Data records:
------------------------------------------------------------

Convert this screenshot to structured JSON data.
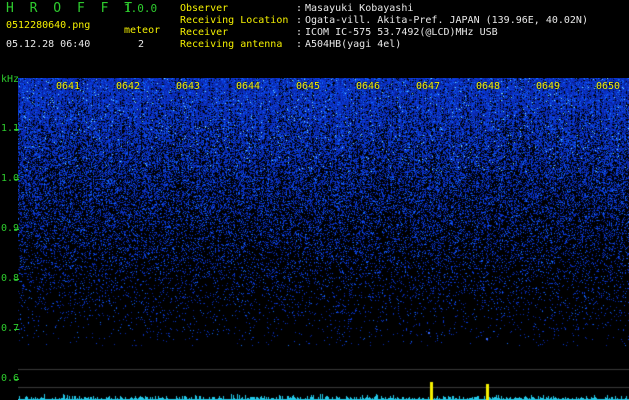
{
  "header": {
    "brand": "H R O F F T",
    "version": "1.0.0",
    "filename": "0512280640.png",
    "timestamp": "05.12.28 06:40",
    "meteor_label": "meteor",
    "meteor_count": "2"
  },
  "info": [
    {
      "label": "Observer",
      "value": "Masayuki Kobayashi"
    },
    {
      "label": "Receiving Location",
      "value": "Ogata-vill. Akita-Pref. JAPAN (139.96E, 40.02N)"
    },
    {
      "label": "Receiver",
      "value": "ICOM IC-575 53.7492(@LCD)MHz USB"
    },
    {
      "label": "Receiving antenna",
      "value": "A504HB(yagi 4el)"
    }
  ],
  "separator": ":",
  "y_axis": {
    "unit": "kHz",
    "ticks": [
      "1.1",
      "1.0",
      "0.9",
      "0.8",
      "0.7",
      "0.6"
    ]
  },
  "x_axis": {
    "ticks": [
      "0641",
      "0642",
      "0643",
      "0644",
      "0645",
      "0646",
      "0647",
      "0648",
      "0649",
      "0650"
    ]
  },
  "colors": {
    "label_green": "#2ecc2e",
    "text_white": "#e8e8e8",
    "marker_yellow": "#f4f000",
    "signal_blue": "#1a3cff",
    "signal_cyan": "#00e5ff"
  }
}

------------------------------------------------------------

Identify and copy lines that hold the string "value".

      "value": "Masayuki Kobayashi"
      "value": "Ogata-vill. Akita-Pref. JAPAN (139.96E, 40.02N)"
      "value": "ICOM IC-575 53.7492(@LCD)MHz USB"
      "value": "A504HB(yagi 4el)"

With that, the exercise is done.